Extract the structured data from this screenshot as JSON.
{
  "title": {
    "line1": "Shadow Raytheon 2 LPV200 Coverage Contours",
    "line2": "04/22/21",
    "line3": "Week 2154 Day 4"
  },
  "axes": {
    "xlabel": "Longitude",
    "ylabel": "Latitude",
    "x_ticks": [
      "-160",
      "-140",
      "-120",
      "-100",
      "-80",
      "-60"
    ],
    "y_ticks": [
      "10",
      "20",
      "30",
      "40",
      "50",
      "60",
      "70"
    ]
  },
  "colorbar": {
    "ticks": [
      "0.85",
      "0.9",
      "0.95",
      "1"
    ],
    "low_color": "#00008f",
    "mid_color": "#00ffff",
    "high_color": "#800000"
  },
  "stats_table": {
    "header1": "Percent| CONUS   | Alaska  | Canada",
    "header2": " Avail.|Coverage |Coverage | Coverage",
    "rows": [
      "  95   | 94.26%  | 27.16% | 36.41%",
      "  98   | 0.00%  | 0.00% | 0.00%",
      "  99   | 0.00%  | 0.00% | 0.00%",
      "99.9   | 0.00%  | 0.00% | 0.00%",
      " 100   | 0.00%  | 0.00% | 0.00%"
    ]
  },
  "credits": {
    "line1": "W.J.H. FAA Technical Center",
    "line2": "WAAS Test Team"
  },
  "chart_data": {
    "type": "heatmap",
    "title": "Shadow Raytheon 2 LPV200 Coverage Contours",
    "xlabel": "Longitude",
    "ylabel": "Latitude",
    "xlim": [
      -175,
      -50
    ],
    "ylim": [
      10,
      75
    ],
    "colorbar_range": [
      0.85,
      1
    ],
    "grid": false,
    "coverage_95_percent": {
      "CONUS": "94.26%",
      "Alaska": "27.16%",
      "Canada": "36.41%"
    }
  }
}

# Goal of the exercise
Each line above that holds the string "Shadow" should be copied and shown.

# Written answer
    "line1": "Shadow Raytheon 2 LPV200 Coverage Contours",
    "title": "Shadow Raytheon 2 LPV200 Coverage Contours",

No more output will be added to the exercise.